> [AIM OF THE EXERCISE]: Find the lines containing the word "Présentation" and copy every one of them.

*** DATA RECORDS ***

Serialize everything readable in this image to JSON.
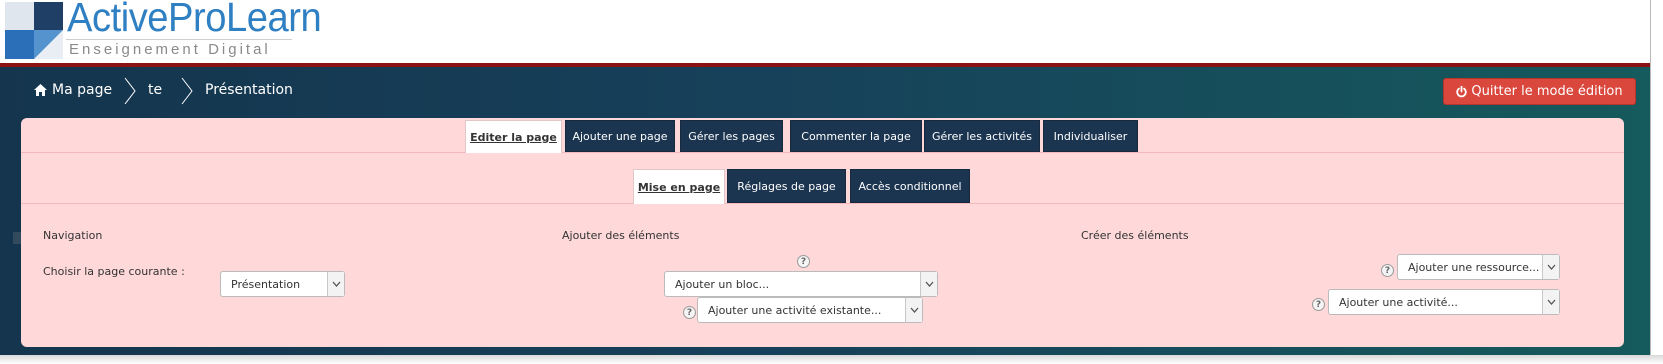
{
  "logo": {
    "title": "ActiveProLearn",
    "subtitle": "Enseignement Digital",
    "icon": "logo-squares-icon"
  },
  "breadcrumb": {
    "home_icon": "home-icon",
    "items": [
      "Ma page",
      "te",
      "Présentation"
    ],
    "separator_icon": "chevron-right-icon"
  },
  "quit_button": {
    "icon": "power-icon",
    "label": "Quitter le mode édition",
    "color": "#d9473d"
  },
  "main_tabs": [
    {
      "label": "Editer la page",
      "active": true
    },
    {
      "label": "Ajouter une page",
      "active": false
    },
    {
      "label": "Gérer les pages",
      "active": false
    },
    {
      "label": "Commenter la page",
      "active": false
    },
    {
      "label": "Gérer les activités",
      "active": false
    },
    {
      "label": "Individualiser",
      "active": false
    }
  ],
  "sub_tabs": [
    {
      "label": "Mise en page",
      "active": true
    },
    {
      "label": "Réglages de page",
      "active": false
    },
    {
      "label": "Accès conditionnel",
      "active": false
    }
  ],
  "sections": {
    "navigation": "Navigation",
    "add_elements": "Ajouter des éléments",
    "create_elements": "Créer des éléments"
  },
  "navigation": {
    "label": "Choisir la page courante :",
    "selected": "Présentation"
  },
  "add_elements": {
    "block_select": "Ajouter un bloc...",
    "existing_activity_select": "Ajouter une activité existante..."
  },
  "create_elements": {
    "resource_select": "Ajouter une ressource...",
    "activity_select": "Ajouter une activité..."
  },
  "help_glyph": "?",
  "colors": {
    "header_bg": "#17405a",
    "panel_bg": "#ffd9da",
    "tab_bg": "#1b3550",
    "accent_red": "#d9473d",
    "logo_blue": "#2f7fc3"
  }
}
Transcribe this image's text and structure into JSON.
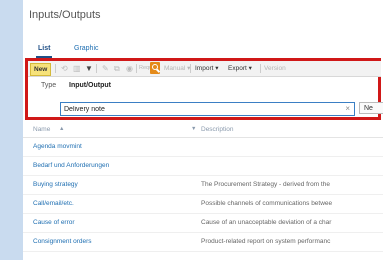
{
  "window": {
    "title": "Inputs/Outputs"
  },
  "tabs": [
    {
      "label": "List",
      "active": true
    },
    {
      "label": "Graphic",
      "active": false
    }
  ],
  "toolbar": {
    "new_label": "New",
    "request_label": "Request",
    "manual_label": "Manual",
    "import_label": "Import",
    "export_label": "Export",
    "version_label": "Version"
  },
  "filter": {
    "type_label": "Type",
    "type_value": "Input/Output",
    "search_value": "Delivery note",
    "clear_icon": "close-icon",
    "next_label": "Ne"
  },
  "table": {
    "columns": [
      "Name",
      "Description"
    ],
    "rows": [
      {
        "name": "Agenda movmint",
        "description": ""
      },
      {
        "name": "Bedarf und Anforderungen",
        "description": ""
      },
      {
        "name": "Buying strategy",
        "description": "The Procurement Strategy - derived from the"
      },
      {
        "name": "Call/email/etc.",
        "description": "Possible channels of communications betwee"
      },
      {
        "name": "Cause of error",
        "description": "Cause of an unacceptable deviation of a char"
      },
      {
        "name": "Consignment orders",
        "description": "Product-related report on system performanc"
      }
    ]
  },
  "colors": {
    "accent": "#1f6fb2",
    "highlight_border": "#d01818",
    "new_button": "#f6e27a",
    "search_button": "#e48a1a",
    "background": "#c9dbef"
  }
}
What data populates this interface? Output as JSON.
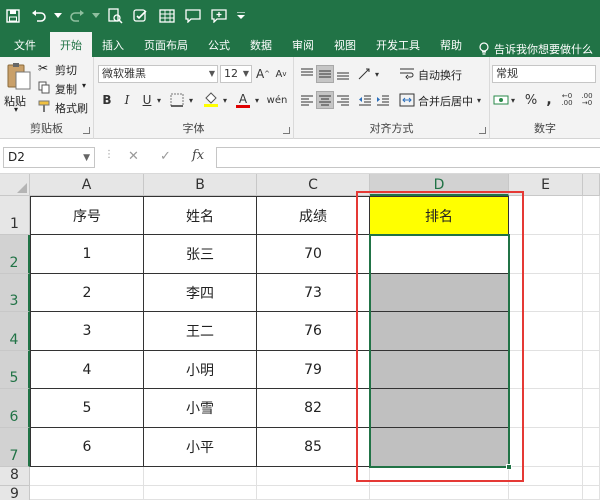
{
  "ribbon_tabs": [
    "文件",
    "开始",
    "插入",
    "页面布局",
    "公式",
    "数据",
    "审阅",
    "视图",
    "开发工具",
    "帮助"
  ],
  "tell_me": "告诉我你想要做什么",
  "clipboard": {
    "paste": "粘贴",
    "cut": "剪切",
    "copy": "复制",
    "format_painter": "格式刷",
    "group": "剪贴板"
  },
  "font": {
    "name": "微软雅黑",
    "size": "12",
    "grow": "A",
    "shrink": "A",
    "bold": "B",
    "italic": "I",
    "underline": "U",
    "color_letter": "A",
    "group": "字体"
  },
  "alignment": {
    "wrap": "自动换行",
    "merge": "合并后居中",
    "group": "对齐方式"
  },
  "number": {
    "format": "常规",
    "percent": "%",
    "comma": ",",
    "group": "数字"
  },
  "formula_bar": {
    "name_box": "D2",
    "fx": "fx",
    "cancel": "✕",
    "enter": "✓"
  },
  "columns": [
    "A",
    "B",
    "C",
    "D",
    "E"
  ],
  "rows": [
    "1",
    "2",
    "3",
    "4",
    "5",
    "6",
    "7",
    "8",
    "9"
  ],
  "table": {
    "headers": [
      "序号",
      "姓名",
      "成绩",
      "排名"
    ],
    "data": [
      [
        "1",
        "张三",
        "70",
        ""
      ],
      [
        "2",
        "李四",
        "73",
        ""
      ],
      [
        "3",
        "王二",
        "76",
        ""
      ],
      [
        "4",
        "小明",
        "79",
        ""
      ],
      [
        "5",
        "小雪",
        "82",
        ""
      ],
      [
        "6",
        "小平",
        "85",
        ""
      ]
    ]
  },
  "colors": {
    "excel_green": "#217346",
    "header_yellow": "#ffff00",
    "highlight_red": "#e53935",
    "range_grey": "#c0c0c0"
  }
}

***
*** DATA RECORDS ***

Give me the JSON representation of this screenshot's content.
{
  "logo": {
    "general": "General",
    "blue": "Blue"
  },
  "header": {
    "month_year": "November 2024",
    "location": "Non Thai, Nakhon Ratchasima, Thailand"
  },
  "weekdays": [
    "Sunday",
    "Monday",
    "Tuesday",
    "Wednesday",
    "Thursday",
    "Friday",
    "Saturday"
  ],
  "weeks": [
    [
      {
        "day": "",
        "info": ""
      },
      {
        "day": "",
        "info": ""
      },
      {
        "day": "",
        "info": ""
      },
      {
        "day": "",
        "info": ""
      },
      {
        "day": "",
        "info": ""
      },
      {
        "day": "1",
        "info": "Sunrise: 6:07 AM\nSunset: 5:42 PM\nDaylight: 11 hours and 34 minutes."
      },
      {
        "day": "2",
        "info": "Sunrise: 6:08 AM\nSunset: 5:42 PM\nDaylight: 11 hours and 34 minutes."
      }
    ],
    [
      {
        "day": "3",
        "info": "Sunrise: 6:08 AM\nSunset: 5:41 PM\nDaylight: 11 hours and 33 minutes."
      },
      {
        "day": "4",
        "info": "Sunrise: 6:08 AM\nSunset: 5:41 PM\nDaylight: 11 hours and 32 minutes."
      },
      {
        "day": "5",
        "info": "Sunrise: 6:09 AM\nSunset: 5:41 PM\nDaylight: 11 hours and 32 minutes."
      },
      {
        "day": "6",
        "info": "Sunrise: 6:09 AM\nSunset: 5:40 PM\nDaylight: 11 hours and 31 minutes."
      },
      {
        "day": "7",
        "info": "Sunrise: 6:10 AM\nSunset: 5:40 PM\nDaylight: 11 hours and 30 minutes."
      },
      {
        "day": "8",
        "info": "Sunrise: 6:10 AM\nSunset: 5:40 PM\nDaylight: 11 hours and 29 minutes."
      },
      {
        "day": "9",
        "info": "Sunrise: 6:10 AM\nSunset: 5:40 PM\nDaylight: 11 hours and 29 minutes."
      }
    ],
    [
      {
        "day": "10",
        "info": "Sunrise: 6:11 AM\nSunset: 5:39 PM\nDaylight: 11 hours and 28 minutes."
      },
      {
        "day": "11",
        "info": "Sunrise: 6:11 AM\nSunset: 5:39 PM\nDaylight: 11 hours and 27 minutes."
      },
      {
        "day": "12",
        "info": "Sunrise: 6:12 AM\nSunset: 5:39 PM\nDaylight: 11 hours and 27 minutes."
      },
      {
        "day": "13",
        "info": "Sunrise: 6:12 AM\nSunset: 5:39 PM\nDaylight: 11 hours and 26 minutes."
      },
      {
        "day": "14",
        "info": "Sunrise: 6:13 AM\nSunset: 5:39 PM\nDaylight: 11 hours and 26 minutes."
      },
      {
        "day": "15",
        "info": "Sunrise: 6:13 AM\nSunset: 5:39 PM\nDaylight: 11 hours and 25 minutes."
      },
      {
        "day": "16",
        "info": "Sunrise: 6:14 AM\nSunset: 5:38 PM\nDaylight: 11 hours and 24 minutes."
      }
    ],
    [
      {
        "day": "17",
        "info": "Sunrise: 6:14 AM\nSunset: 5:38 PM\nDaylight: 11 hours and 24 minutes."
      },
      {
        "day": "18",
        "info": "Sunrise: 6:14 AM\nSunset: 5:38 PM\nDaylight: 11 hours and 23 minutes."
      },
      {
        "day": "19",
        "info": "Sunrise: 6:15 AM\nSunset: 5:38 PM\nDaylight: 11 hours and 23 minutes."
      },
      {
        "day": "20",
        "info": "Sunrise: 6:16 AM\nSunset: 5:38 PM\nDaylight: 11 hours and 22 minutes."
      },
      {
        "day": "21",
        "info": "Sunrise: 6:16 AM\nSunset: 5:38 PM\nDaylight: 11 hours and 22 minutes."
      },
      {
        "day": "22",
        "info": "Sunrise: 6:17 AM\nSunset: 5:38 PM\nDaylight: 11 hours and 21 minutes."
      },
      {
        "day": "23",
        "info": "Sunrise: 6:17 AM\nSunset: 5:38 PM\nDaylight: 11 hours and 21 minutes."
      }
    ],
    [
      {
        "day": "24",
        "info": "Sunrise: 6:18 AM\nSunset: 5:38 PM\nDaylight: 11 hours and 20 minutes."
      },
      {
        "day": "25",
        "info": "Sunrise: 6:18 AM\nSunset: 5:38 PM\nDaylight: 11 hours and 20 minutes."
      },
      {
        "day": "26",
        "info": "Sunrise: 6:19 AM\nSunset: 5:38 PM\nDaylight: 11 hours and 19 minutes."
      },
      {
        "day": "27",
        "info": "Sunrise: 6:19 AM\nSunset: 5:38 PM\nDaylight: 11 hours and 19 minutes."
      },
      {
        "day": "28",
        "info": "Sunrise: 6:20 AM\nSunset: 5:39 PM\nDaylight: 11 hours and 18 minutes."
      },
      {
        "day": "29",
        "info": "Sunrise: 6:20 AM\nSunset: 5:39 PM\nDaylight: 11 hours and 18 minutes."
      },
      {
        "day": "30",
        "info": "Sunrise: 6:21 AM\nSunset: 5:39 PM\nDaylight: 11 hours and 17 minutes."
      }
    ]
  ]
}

***

> [RESPONSE]:
      "Présentation"
    "selected": "Présentation"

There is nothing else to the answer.